◆ **Exercise**
Your answer should be only a number: how many lines include the word "parameters".

>> Start

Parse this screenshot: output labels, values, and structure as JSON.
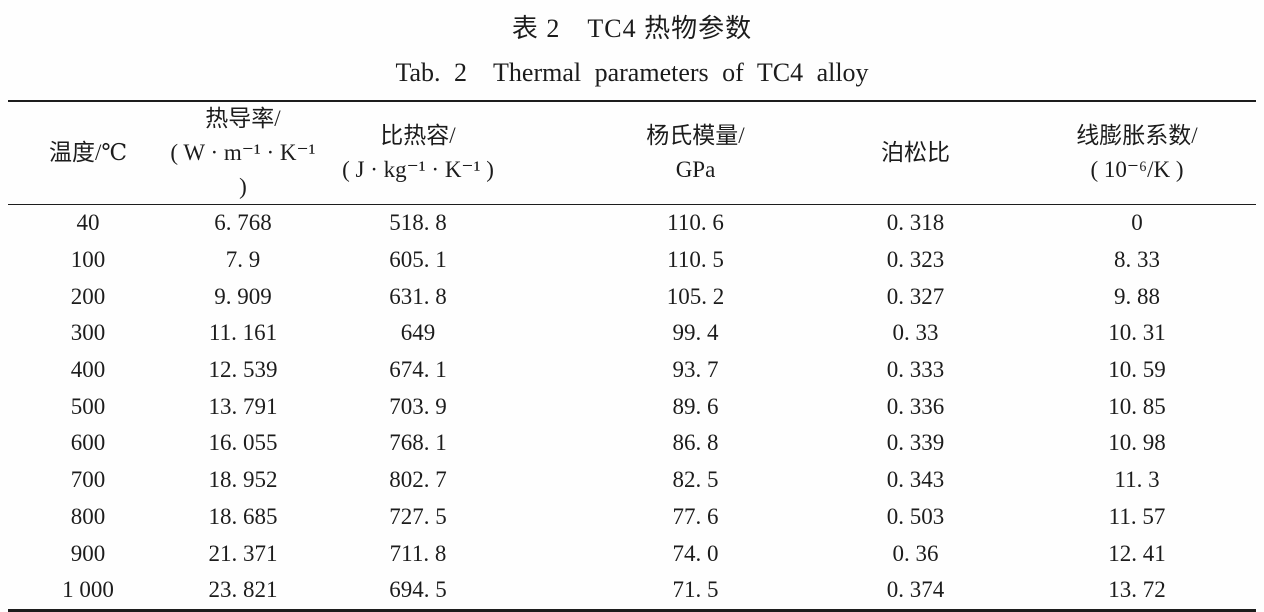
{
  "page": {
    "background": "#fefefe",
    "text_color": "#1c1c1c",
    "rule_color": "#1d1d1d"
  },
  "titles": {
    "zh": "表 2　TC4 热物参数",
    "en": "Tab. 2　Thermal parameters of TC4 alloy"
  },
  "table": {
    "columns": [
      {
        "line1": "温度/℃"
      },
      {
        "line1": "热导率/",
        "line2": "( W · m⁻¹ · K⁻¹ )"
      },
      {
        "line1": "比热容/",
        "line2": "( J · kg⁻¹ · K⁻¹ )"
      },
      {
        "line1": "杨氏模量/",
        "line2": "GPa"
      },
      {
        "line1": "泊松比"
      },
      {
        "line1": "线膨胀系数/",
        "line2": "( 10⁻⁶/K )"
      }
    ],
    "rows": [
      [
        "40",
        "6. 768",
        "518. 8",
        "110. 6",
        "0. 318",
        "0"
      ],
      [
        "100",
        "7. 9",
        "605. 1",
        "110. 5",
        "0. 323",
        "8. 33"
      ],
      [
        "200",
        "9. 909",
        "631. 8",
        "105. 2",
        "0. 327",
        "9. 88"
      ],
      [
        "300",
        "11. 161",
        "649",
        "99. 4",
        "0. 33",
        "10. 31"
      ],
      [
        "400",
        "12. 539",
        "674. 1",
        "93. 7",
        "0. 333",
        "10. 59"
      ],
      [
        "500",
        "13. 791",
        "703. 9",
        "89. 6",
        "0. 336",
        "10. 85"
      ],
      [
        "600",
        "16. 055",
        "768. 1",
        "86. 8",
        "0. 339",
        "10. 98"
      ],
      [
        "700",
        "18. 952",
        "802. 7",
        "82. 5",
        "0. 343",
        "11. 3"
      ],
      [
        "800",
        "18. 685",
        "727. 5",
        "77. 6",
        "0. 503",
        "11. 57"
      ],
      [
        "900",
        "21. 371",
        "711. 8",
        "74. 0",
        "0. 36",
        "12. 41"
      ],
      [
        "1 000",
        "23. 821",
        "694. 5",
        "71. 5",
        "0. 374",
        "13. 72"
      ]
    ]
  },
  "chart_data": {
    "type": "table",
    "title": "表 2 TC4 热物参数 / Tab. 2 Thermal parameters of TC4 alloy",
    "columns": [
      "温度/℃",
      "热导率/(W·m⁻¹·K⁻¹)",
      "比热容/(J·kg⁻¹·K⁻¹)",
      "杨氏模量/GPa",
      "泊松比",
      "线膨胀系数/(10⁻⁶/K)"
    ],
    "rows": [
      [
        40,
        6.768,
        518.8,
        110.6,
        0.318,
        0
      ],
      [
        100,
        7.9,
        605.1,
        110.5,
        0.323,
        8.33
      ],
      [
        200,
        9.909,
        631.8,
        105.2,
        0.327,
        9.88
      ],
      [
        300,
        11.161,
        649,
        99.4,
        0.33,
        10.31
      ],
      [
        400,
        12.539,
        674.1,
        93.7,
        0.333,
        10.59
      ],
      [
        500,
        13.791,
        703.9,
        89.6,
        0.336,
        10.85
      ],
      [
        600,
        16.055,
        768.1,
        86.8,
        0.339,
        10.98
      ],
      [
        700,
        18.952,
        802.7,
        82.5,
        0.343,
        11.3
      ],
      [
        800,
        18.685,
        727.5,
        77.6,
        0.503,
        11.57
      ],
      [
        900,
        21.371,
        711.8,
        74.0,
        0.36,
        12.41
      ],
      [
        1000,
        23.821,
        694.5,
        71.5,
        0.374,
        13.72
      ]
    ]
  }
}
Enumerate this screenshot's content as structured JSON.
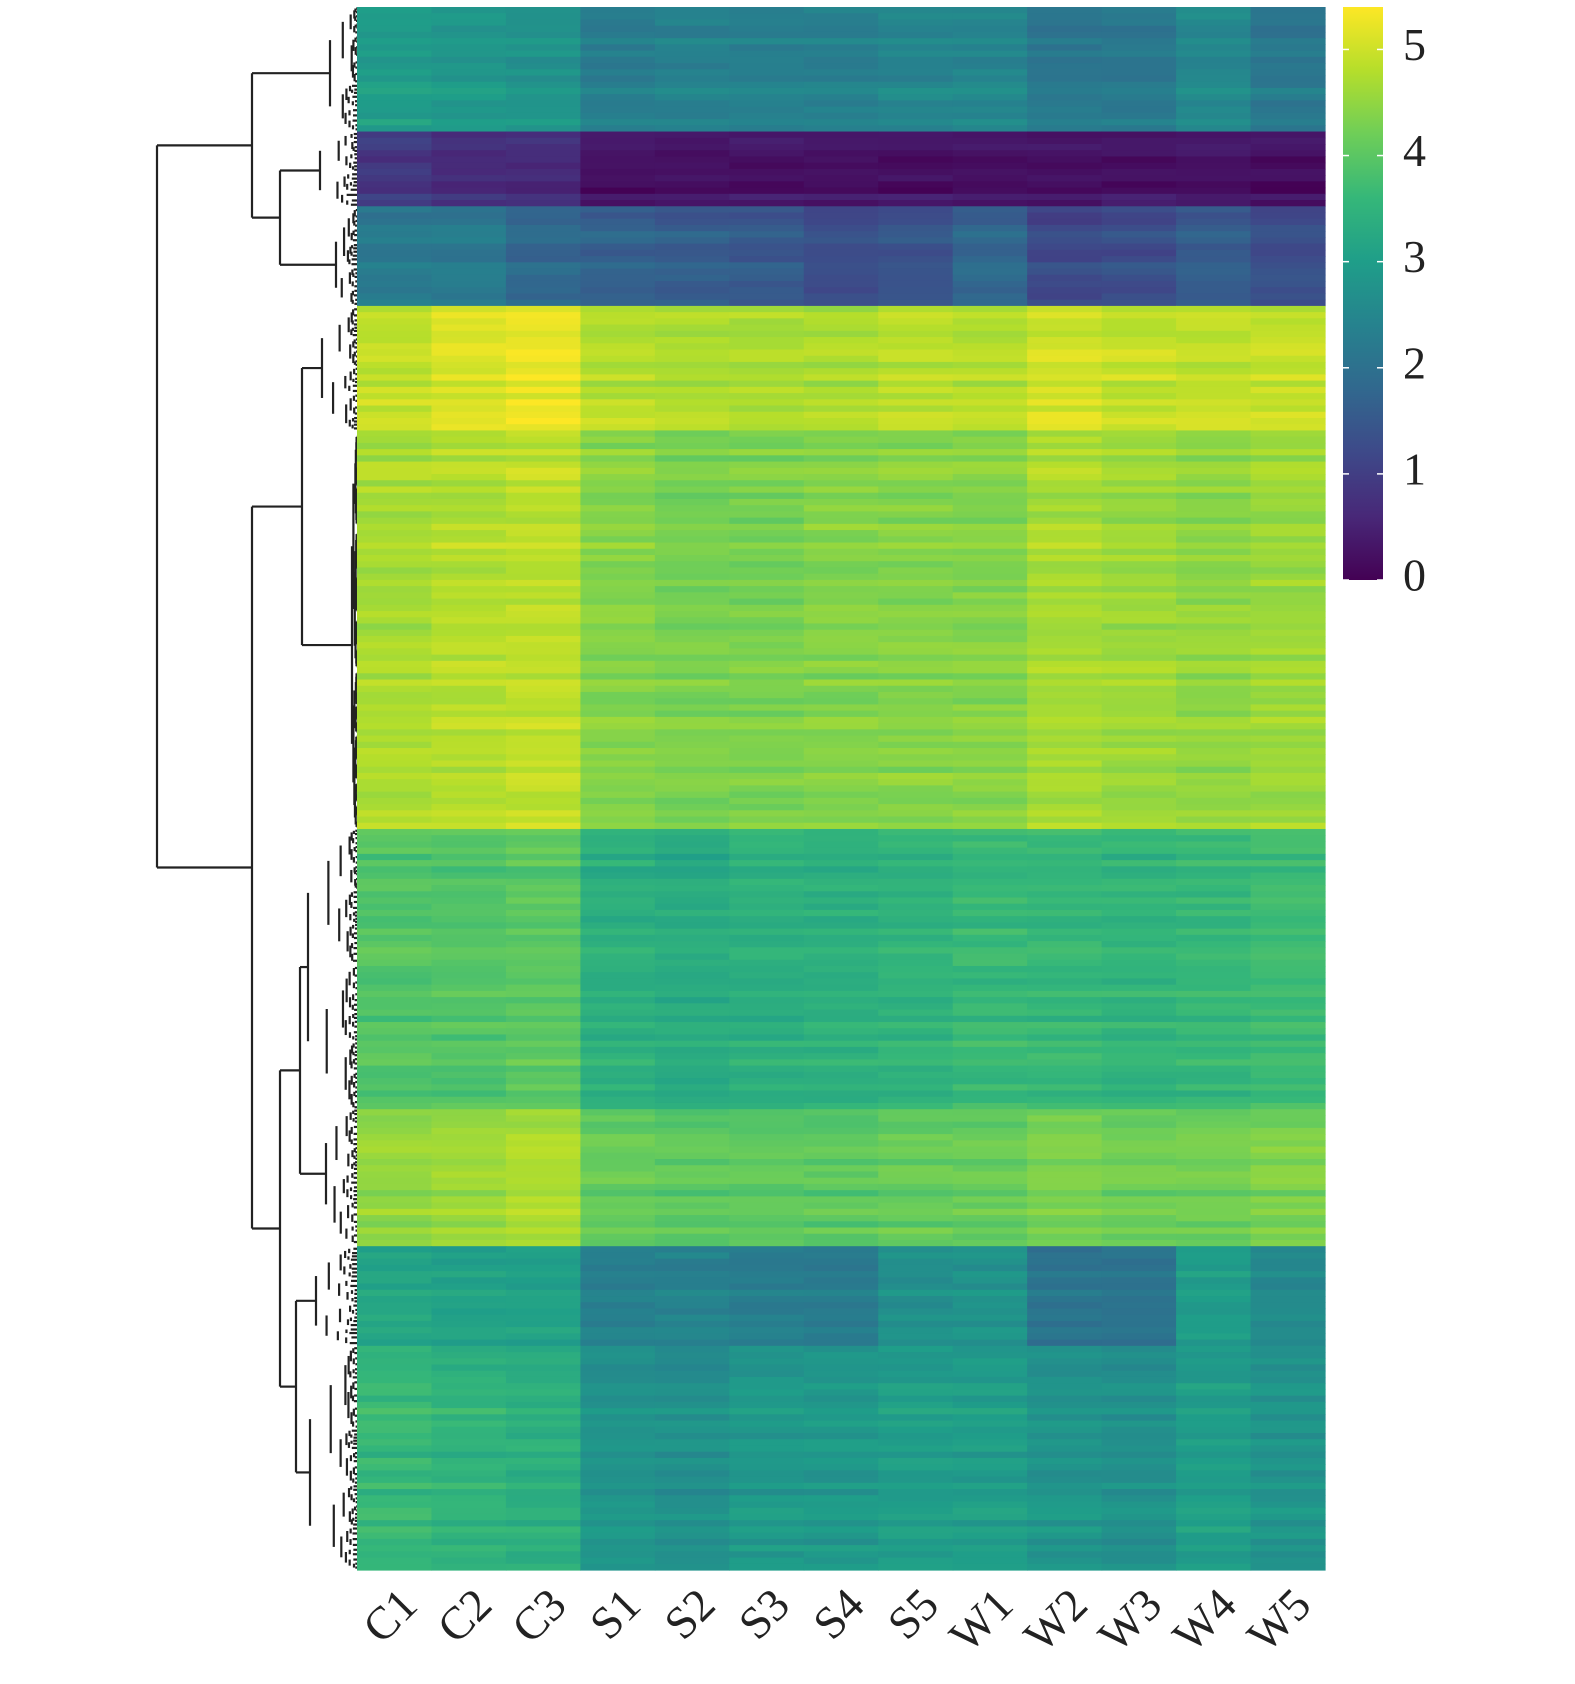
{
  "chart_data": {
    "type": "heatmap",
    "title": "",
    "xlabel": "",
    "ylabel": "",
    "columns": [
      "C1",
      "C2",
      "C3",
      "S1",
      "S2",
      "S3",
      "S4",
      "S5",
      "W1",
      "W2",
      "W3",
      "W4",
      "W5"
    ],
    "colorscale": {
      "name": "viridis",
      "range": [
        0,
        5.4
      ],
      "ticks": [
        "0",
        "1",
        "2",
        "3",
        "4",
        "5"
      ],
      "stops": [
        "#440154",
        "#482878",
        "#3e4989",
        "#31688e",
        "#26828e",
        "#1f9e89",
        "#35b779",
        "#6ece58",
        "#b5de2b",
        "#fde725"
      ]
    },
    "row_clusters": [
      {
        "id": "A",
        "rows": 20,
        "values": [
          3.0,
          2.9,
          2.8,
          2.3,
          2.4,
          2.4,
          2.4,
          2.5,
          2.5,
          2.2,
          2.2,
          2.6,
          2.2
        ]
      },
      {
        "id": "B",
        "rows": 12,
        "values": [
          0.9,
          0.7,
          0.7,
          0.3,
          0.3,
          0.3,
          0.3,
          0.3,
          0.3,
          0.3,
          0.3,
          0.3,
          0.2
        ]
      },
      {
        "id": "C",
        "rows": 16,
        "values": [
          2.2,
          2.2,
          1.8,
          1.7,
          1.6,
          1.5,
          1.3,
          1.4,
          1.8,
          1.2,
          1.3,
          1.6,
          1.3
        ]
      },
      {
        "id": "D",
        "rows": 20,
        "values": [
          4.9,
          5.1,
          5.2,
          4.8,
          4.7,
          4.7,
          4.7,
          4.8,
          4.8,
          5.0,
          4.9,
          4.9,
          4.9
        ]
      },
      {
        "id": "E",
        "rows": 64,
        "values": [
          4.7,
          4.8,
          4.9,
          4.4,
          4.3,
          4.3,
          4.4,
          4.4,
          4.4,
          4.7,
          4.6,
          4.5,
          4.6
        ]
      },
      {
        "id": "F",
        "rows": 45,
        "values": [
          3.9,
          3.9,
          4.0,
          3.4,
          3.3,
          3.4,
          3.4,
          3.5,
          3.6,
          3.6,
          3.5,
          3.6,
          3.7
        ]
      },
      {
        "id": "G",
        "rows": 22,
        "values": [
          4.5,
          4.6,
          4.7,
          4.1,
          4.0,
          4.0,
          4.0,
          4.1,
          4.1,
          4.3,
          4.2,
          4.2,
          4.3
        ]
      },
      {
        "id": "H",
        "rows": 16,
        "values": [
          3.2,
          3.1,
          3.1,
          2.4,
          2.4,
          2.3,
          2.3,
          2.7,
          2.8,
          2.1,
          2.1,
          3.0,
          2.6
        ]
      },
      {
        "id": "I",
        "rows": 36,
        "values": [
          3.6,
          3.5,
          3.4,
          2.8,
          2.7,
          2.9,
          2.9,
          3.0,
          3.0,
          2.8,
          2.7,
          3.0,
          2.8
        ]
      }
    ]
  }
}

>> End
>> Start

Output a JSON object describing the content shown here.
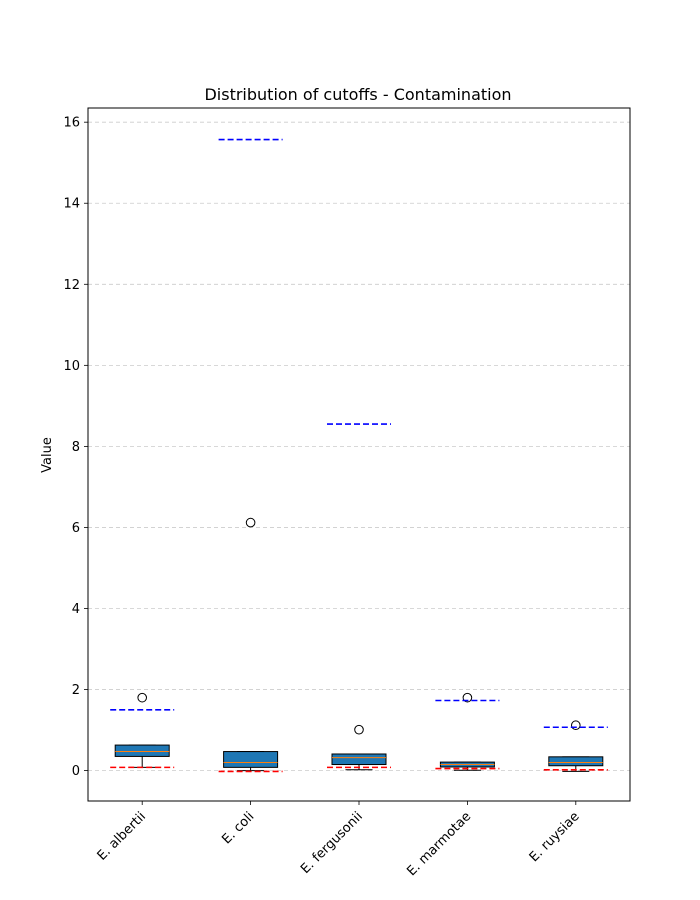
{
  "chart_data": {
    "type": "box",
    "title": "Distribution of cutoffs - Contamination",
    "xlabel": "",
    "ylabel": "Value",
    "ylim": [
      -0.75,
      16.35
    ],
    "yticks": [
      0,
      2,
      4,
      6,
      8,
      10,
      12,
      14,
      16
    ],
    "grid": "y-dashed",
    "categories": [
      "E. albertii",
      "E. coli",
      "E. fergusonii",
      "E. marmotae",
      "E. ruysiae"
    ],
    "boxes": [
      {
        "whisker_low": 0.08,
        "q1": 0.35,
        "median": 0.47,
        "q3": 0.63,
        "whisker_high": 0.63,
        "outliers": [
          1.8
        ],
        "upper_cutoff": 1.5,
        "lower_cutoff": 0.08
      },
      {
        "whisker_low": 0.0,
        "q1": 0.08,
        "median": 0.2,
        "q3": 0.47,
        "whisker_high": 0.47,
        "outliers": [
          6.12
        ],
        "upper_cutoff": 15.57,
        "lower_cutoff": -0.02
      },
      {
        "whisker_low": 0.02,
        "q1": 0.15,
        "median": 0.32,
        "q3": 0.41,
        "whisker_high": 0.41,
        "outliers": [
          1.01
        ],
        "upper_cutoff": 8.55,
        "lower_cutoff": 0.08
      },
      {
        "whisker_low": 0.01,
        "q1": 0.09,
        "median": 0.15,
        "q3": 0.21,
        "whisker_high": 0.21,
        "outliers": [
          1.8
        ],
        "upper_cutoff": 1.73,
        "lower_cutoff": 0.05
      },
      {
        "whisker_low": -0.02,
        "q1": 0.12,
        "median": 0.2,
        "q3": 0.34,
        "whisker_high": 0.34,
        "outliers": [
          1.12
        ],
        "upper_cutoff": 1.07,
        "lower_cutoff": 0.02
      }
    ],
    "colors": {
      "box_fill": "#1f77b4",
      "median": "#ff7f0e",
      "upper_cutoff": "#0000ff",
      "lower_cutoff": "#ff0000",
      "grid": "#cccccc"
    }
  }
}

>> End

◆ **Finished answer**
2